Copy out each line of the data holding "Pronto".
+ + +
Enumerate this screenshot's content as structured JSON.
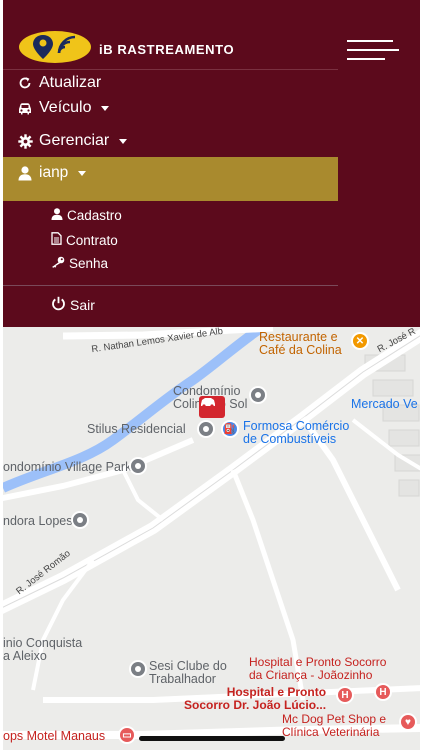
{
  "app": {
    "title": "iB RASTREAMENTO"
  },
  "menu": {
    "atualizar": "Atualizar",
    "veiculo": "Veículo",
    "gerenciar": "Gerenciar",
    "user": "ianp",
    "submenu": {
      "cadastro": "Cadastro",
      "contrato": "Contrato",
      "senha": "Senha"
    },
    "sair": "Sair"
  },
  "colors": {
    "menu_bg": "#5c0a1c",
    "active_bg": "#a98a2e",
    "logo": "#f0c419"
  },
  "map": {
    "labels": {
      "road_nathan": "R. Nathan Lemos Xavier de Alb",
      "restaurante": "Restaurante e\nCafé da Colina",
      "rua_jose_top": "R. José R",
      "condominio_sol": "Condomínio\nColina do Sol",
      "mercado": "Mercado Ve",
      "stilus": "Stilus Residencial",
      "formosa": "Formosa Comércio\nde Combustíveis",
      "village": "ondomínio Village Park",
      "ndora": "ndora Lopes",
      "rua_jose_romao": "R. José Romão",
      "conquista": "inio Conquista\na Aleixo",
      "sesi": "Sesi Clube do\nTrabalhador",
      "hospital_crianca": "Hospital e Pronto Socorro\nda Criança - Joãozinho",
      "hospital_joao": "Hospital e Pronto\nSocorro Dr. João Lúcio...",
      "mcdog": "Mc Dog Pet Shop e\nClínica Veterinária",
      "motel": "ops Motel Manaus"
    }
  }
}
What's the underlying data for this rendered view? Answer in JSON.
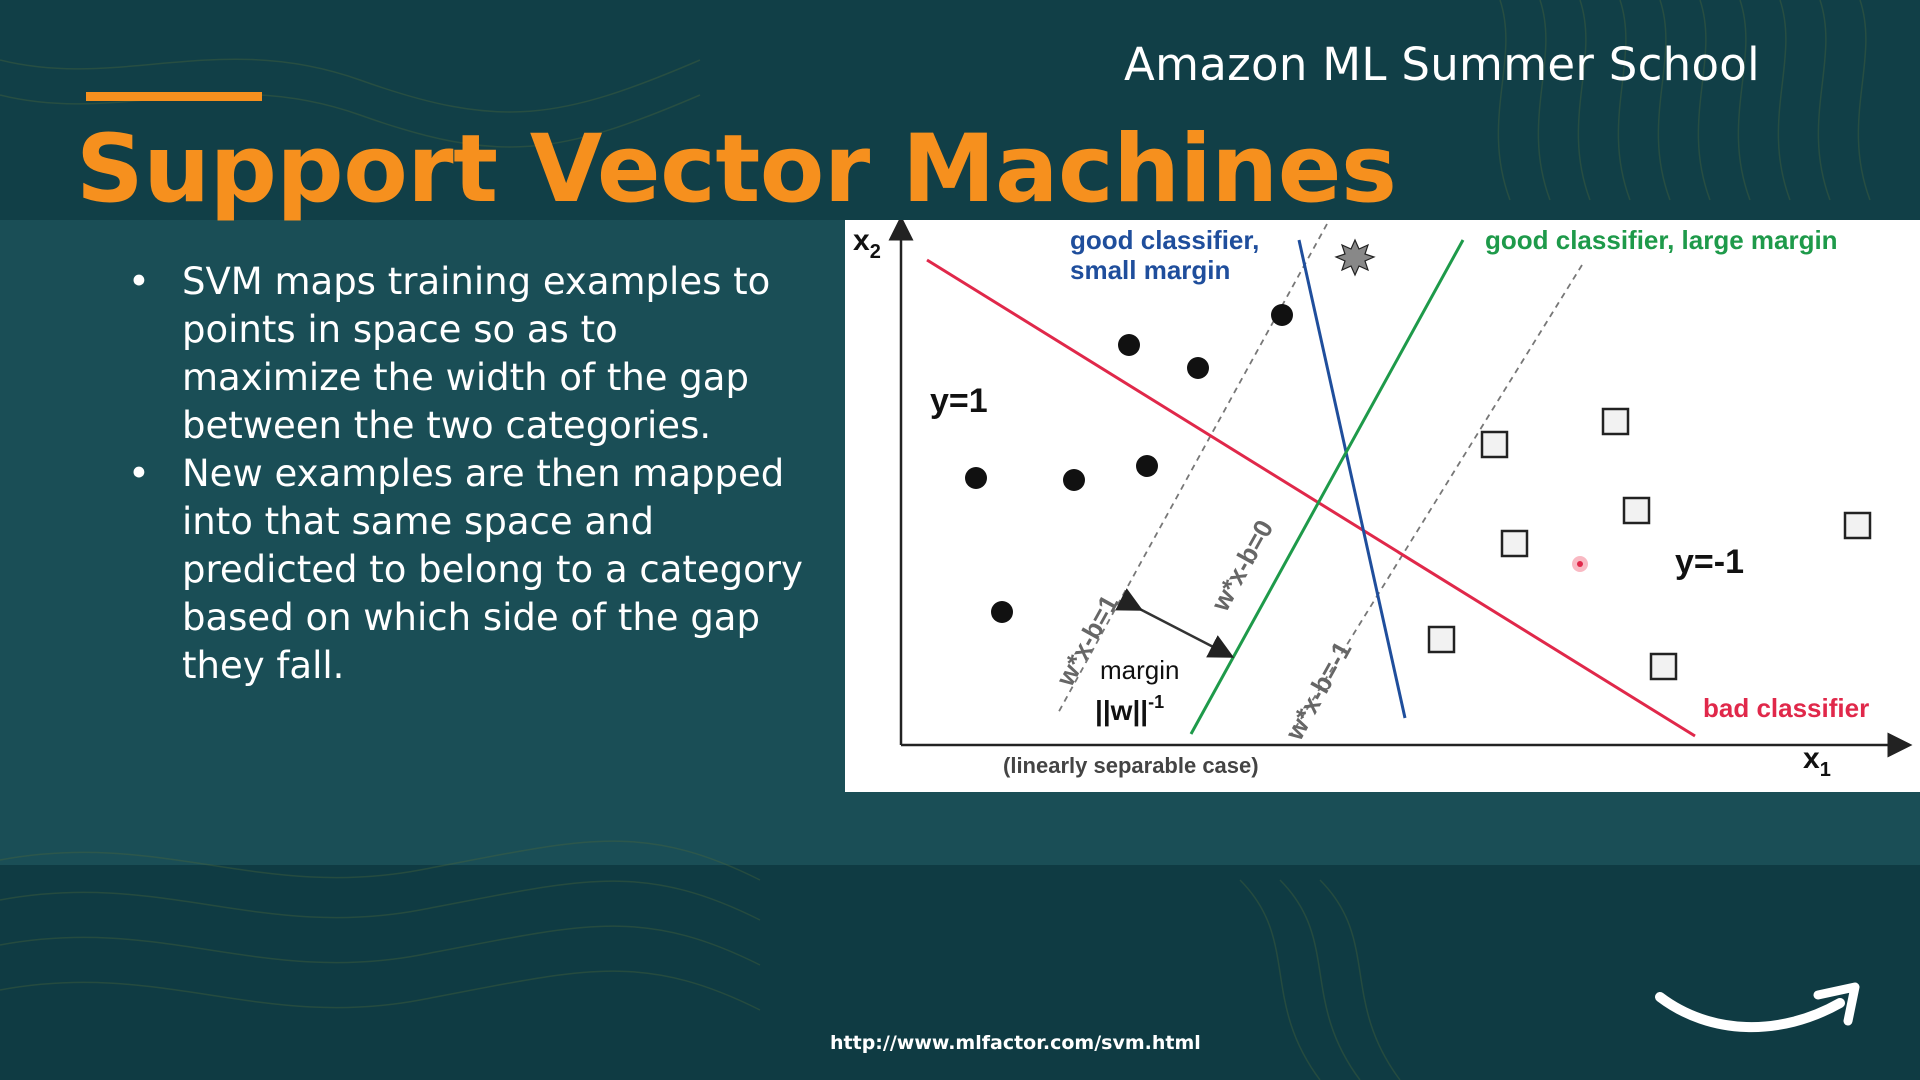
{
  "header": {
    "school": "Amazon ML Summer School",
    "title": "Support Vector Machines"
  },
  "bullets": [
    "SVM maps training examples to points in space so as to maximize the width of the gap between the two categories.",
    "New examples are then mapped into that same space and predicted to belong to a category based on which side of the gap they fall."
  ],
  "bullet_symbol": "•",
  "figure": {
    "axis_x": "x",
    "axis_x_sub": "1",
    "axis_y": "x",
    "axis_y_sub": "2",
    "label_good_small_1": "good classifier,",
    "label_good_small_2": "small margin",
    "label_good_large": "good classifier, large margin",
    "label_bad": "bad classifier",
    "class_pos": "y=1",
    "class_neg": "y=-1",
    "eq_plus": "w*x-b=1",
    "eq_zero": "w*x-b=0",
    "eq_minus": "w*x-b=-1",
    "margin_label": "margin",
    "margin_formula": "||w||",
    "margin_exp": "-1",
    "caption": "(linearly separable case)",
    "colors": {
      "good_small": "#1f4e9c",
      "good_large": "#1e9a4a",
      "bad": "#e0284a"
    }
  },
  "footer": {
    "source_url": "http://www.mlfactor.com/svm.html",
    "logo": "amazon-smile-icon"
  }
}
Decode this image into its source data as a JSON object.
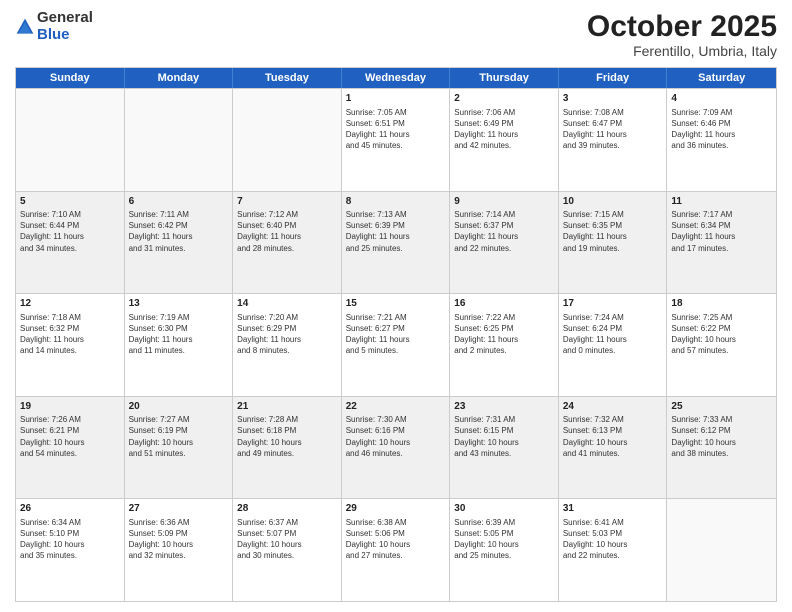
+ + +
■ **Exercise solution**
      "hospital_crianca": "Hospital e Pronto Socorro\nda Criança - Joãozinho",
      "hospital_joao": "Hospital e Pronto\nSocorro Dr. João Lúcio...",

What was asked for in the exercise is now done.